Passage:
··········
May 31, 2024

Sign up to save a life

By The American Legion
Be the One
Sign up to save a life
Department of Indiana Legion College Students took part in a Be the One training session developed by the Columbia Lighthouse Project at Marriott East in Indianapolis on Thursday, April 4. Photo by Hilary Ott /The American Legion

Suicide prevention training through the Legion’s partnership with Columbia University is free; classes are scheduled in June and July. 

The American Legion wants 90 minutes of your time to save the life of a veteran. 

The Legion has partnered with Columbia University to host free, 90-minute training classes that provide the tools to safely intervene when a veteran is in crisis. The training supports the Legion’s veteran suicide prevention mission – Be the One – which encourages Legion Family members to take action when a veteran is at risk of suicide. 

For the training, Columbia University uses the Columbia Protocol, also known as the Columbia-Suicide Severity Rating Scale, that supports suicide risk assessment through a series of six simple, plain-language questions that anyone can ask. The answers help users identify whether someone is at risk for suicide, assess the severity and immediacy of that risk, and gauge the level of support that the person needs.
··········
Tasks for this exercise:
a - Decide whether each statement agrees with the suicide prevention article, and give yes or no with the words from the article that decide it: (i) The training classes carry a fee. (ii) The Columbia Protocol relies on six questions. (iii) Classes are set for June and July.
b - In the suicide prevention article, what is the other name for the Columbia Protocol?
c - Carry on the suicide prevention article from its last sentence.

Document layout detection data
··········
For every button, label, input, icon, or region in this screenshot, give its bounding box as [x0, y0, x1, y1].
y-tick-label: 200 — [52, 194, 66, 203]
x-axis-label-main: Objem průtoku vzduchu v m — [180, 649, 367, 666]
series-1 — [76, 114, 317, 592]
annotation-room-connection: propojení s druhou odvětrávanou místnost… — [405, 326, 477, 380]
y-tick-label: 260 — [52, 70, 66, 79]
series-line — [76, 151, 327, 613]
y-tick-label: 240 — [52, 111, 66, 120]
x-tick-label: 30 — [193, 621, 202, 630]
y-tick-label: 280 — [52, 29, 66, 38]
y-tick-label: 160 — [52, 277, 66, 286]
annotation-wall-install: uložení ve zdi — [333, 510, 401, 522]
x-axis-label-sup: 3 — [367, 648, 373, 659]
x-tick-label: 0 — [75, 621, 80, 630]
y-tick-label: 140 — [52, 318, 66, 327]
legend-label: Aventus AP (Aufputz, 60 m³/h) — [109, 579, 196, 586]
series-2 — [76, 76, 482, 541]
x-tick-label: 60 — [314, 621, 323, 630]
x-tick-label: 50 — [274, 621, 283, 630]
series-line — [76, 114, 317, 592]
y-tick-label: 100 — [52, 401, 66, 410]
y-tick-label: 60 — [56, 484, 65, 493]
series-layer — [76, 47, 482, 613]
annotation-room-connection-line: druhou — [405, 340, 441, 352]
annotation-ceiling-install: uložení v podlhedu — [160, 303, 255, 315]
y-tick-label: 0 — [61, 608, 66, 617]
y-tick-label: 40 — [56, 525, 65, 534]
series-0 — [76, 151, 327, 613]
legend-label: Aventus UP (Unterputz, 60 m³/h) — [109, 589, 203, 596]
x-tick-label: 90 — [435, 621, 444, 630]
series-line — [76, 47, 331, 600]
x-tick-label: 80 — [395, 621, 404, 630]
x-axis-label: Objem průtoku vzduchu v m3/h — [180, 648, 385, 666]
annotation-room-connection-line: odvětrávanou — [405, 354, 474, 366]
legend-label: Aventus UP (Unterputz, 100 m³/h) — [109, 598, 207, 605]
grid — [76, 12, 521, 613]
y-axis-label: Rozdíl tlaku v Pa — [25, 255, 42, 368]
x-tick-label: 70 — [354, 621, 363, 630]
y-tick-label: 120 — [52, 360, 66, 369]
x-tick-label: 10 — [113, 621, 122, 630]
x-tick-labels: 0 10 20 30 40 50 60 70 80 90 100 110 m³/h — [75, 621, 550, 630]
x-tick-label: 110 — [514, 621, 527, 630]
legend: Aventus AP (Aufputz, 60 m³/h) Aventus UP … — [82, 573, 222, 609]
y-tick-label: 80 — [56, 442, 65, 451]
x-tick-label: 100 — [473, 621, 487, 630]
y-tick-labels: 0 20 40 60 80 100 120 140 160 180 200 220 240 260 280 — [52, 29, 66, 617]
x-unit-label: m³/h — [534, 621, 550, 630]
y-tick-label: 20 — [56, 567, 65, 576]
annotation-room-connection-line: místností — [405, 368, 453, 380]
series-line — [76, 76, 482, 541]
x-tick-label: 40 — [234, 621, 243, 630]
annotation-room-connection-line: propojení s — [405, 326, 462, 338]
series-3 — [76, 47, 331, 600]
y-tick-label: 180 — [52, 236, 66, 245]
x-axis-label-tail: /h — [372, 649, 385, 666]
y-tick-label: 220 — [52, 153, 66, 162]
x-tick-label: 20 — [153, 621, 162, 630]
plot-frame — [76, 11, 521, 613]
··········
Answers in order:
a -
(i) No: "free, 90-minute training classes"
(ii) Yes: "a series of six simple, plain-language questions that anyone can ask"
(iii) Yes: "classes are scheduled in June and July"

b - The Columbia-Suicide Severity Rating Scale.

c -
Register for an upcoming class. There are upcoming virtual and in-person classes scheduled in June and July. See class dates, times and registration links by visiting legion.org/betheone/training. The training page will be updated as more classes, both virtual and in-person, are scheduled. 

More than 1,700 American Legion Family members have taken the Columbia Protocol suicide prevention training since February. The Columbia Protocol training “was fantastic because it’s a partnership with The American Legion that includes the Be the One mission, it is evidenced-based and we’re able to take it and directly apply it right into the world by which we live in with the American Legion Family,” said American Legion Department of Utah Commander Ninzel Rasmuson, who took the training during May Spring Meetings in Indianapolis. 

“If everybody felt comfortable asking the (six) questions, as a whole we would be in a better place because we would identify people who might not otherwise come forward,” said Dr. Keita Franklin, a suicide prevention expert who conducts the Columbia Protocol classes. “At the end of the day we know that suicide is preventable. When we can identify these small subtle signs in people, when we know people well enough and we’re approachable, and we ask them the right questions, it’s 100 percent preventable.”